WHAT THE TASK REQUIRES — Give all of the records as a Markdown table with the columns Row and Line, numbering each line in Row and leaving out any blank lines.

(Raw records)
___
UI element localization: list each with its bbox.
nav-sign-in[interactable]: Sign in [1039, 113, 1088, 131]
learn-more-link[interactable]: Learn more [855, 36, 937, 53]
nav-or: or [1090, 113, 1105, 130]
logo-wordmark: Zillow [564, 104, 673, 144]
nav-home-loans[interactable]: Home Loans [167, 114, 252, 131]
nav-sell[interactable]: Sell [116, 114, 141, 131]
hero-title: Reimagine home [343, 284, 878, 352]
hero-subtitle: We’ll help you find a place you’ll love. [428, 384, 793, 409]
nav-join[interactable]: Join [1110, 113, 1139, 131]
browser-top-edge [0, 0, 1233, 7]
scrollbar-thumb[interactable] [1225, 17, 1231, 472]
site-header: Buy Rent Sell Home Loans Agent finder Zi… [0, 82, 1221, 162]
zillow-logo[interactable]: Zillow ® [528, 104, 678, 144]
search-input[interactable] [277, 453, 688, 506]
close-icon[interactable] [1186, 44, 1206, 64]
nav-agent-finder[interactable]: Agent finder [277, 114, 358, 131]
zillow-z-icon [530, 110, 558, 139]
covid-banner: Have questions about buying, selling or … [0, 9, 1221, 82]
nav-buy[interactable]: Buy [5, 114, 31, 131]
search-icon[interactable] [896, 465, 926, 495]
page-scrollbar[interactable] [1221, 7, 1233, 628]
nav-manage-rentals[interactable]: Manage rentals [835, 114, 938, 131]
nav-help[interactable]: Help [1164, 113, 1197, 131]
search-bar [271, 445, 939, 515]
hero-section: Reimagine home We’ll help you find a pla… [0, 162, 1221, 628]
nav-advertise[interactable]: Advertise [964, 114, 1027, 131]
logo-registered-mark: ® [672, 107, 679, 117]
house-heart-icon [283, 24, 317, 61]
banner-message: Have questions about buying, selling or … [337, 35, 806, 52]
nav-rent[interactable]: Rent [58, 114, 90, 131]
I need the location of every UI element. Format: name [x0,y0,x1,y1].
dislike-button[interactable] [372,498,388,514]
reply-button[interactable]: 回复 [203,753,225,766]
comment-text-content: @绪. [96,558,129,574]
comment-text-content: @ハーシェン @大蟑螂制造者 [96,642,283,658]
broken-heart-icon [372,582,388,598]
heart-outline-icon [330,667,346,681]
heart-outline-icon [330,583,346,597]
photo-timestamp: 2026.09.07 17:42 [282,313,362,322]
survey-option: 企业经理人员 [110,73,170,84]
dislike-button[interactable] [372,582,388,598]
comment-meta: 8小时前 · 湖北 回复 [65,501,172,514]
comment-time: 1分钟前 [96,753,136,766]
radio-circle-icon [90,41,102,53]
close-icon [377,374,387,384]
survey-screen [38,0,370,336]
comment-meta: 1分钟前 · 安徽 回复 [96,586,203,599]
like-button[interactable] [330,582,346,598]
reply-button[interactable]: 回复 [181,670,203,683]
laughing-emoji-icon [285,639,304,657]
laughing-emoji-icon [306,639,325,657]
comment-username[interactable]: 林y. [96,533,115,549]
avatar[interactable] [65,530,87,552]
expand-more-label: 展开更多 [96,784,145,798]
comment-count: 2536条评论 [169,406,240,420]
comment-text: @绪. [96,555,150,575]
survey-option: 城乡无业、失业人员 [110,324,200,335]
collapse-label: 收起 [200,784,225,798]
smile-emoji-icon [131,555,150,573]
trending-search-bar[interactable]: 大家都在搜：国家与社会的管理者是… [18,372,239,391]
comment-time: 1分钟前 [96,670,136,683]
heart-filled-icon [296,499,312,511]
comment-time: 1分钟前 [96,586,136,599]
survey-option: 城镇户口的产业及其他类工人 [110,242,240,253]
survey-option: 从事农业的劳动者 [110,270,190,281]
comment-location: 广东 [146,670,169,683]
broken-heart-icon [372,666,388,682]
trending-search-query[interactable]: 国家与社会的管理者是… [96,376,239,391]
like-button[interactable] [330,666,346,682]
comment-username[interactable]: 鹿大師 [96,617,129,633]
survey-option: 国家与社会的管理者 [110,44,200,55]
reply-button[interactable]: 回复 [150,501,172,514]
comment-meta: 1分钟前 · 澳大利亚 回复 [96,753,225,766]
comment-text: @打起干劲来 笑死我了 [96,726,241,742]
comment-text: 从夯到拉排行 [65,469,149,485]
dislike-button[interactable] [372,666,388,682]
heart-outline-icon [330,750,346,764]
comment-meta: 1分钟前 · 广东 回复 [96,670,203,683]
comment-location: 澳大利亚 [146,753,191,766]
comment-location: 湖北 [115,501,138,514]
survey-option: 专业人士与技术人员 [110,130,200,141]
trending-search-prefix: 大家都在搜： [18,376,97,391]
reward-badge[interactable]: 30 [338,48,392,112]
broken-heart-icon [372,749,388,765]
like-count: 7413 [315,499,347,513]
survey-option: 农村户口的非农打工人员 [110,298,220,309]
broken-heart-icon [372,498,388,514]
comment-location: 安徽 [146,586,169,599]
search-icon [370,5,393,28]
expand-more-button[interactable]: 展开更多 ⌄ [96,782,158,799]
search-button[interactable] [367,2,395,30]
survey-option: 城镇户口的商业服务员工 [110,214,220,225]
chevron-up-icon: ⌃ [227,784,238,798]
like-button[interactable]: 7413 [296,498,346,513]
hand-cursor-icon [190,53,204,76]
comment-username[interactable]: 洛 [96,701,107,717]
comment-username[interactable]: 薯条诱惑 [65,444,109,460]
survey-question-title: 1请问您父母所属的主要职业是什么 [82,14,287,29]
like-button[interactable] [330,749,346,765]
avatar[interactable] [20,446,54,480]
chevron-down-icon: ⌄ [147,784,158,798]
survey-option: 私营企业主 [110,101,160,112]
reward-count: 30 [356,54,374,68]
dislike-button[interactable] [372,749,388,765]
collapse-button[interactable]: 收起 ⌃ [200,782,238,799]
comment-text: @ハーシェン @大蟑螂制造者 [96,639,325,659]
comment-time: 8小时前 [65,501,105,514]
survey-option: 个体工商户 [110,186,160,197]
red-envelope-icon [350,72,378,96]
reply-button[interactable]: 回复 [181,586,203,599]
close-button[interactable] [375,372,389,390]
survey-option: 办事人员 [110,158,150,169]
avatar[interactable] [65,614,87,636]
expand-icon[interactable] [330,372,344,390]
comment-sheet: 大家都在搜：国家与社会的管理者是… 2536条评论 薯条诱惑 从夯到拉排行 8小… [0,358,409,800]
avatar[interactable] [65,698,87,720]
___
RESPONSE —
| Row | Line |
|---|---|
| 1 | UI element localization: list each with its bbox. |
| 2 | nav-sign-in[interactable]: Sign in [1039, 113, 1088, 131] |
| 3 | learn-more-link[interactable]: Learn more [855, 36, 937, 53] |
| 4 | nav-or: or [1090, 113, 1105, 130] |
| 5 | logo-wordmark: Zillow [564, 104, 673, 144] |
| 6 | nav-home-loans[interactable]: Home Loans [167, 114, 252, 131] |
| 7 | nav-sell[interactable]: Sell [116, 114, 141, 131] |
| 8 | hero-title: Reimagine home [343, 284, 878, 352] |
| 9 | hero-subtitle: We’ll help you find a place you’ll love. [428, 384, 793, 409] |
| 10 | nav-join[interactable]: Join [1110, 113, 1139, 131] |
| 11 | browser-top-edge [0, 0, 1233, 7] |
| 12 | scrollbar-thumb[interactable] [1225, 17, 1231, 472] |
| 13 | site-header: Buy Rent Sell Home Loans Agent finder Zi… [0, 82, 1221, 162] |
| 14 | zillow-logo[interactable]: Zillow ® [528, 104, 678, 144] |
| 15 | search-input[interactable] [277, 453, 688, 506] |
| 16 | close-icon[interactable] [1186, 44, 1206, 64] |
| 17 | nav-agent-finder[interactable]: Agent finder [277, 114, 358, 131] |
| 18 | zillow-z-icon [530, 110, 558, 139] |
| 19 | covid-banner: Have questions about buying, selling or … [0, 9, 1221, 82] |
| 20 | nav-buy[interactable]: Buy [5, 114, 31, 131] |
| 21 | search-icon[interactable] [896, 465, 926, 495] |
| 22 | page-scrollbar[interactable] [1221, 7, 1233, 628] |
| 23 | nav-manage-rentals[interactable]: Manage rentals [835, 114, 938, 131] |
| 24 | nav-help[interactable]: Help [1164, 113, 1197, 131] |
| 25 | search-bar [271, 445, 939, 515] |
| 26 | hero-section: Reimagine home We’ll help you find a pla… [0, 162, 1221, 628] |
| 27 | nav-advertise[interactable]: Advertise [964, 114, 1027, 131] |
| 28 | logo-registered-mark: ® [672, 107, 679, 117] |
| 29 | house-heart-icon [283, 24, 317, 61] |
| 30 | banner-message: Have questions about buying, selling or … [337, 35, 806, 52] |
| 31 | nav-rent[interactable]: Rent [58, 114, 90, 131] |
| 32 | I need the location of every UI element. Format: name [x0,y0,x1,y1]. |
| 33 | dislike-button[interactable] [372,498,388,514] |
| 34 | reply-button[interactable]: 回复 [203,753,225,766] |
| 35 | comment-text-content: @绪. [96,558,129,574] |
| 36 | comment-text-content: @ハーシェン @大蟑螂制造者 [96,642,283,658] |
| 37 | broken-heart-icon [372,582,388,598] |
| 38 | heart-outline-icon [330,667,346,681] |
| 39 | heart-outline-icon [330,583,346,597] |
| 40 | photo-timestamp: 2026.09.07 17:42 [282,313,362,322] |
| 41 | survey-option: 企业经理人员 [110,73,170,84] |
| 42 | dislike-button[interactable] [372,582,388,598] |
| 43 | comment-meta: 8小时前 · 湖北 回复 [65,501,172,514] |
| 44 | comment-time: 1分钟前 [96,753,136,766] |
| 45 | radio-circle-icon [90,41,102,53] |
| 46 | close-icon [377,374,387,384] |
| 47 | survey-screen [38,0,370,336] |
| 48 | comment-meta: 1分钟前 · 安徽 回复 [96,586,203,599] |
| 49 | like-button[interactable] [330,582,346,598] |
| 50 | reply-button[interactable]: 回复 [181,670,203,683] |
| 51 | laughing-emoji-icon [285,639,304,657] |
| 52 | laughing-emoji-icon [306,639,325,657] |
| 53 | comment-username[interactable]: 林y. [96,533,115,549] |
| 54 | avatar[interactable] [65,530,87,552] |
| 55 | expand-more-label: 展开更多 [96,784,145,798] |
| 56 | comment-count: 2536条评论 [169,406,240,420] |
| 57 | comment-text: @绪. [96,555,150,575] |
| 58 | survey-option: 城乡无业、失业人员 [110,324,200,335] |
| 59 | collapse-label: 收起 [200,784,225,798] |
| 60 | smile-emoji-icon [131,555,150,573] |
| 61 | trending-search-bar[interactable]: 大家都在搜：国家与社会的管理者是… [18,372,239,391] |
| 62 | comment-time: 1分钟前 [96,670,136,683] |
| 63 | heart-filled-icon [296,499,312,511] |
| 64 | comment-time: 1分钟前 [96,586,136,599] |
| 65 | survey-option: 城镇户口的产业及其他类工人 [110,242,240,253] |
| 66 | survey-option: 从事农业的劳动者 [110,270,190,281] |
| 67 | comment-location: 广东 [146,670,169,683] |
| 68 | broken-heart-icon [372,666,388,682] |
| 69 | trending-search-query[interactable]: 国家与社会的管理者是… [96,376,239,391] |
| 70 | like-button[interactable] [330,666,346,682] |
| 71 | comment-username[interactable]: 鹿大師 [96,617,129,633] |
| 72 | survey-option: 国家与社会的管理者 [110,44,200,55] |
| 73 | reply-button[interactable]: 回复 [150,501,172,514] |
| 74 | comment-meta: 1分钟前 · 澳大利亚 回复 [96,753,225,766] |
| 75 | comment-text: @打起干劲来 笑死我了 [96,726,241,742] |
| 76 | comment-text: 从夯到拉排行 [65,469,149,485] |
| 77 | dislike-button[interactable] [372,666,388,682] |
| 78 | heart-outline-icon [330,750,346,764] |
| 79 | comment-meta: 1分钟前 · 广东 回复 [96,670,203,683] |
| 80 | comment-location: 澳大利亚 [146,753,191,766] |
| 81 | comment-location: 湖北 [115,501,138,514] |
| 82 | survey-option: 专业人士与技术人员 [110,130,200,141] |
| 83 | trending-search-prefix: 大家都在搜： [18,376,97,391] |
| 84 | reward-badge[interactable]: 30 [338,48,392,112] |
| 85 | broken-heart-icon [372,749,388,765] |
| 86 | like-count: 7413 [315,499,347,513] |
| 87 | survey-option: 农村户口的非农打工人员 [110,298,220,309] |
| 88 | broken-heart-icon [372,498,388,514] |
| 89 | comment-location: 安徽 [146,586,169,599] |
| 90 | search-icon [370,5,393,28] |
| 91 | expand-more-button[interactable]: 展开更多 ⌄ [96,782,158,799] |
| 92 | search-button[interactable] [367,2,395,30] |
| 93 | survey-option: 城镇户口的商业服务员工 [110,214,220,225] |
| 94 | chevron-up-icon: ⌃ [227,784,238,798] |
| 95 | like-button[interactable]: 7413 [296,498,346,513] |
| 96 | hand-cursor-icon [190,53,204,76] |
| 97 | comment-username[interactable]: 洛 [96,701,107,717] |
| 98 | comment-username[interactable]: 薯条诱惑 [65,444,109,460] |
| 99 | survey-question-title: 1请问您父母所属的主要职业是什么 [82,14,287,29] |
| 100 | like-button[interactable] [330,749,346,765] |
| 101 | avatar[interactable] [20,446,54,480] |
| 102 | chevron-down-icon: ⌄ [147,784,158,798] |
| 103 | survey-option: 私营企业主 [110,101,160,112] |
| 104 | reward-count: 30 [356,54,374,68] |
| 105 | dislike-button[interactable] [372,749,388,765] |
| 106 | collapse-button[interactable]: 收起 ⌃ [200,782,238,799] |
| 107 | comment-text: @ハーシェン @大蟑螂制造者 [96,639,325,659] |
| 108 | comment-time: 8小时前 [65,501,105,514] |
| 109 | survey-option: 个体工商户 [110,186,160,197] |
| 110 | red-envelope-icon [350,72,378,96] |
| 111 | reply-button[interactable]: 回复 [181,586,203,599] |
| 112 | close-button[interactable] [375,372,389,390] |
| 113 | survey-option: 办事人员 [110,158,150,169] |
| 114 | avatar[interactable] [65,614,87,636] |
| 115 | expand-icon[interactable] [330,372,344,390] |
| 116 | comment-sheet: 大家都在搜：国家与社会的管理者是… 2536条评论 薯条诱惑 从夯到拉排行 8小… [0,358,409,800] |
| 117 | avatar[interactable] [65,698,87,720] |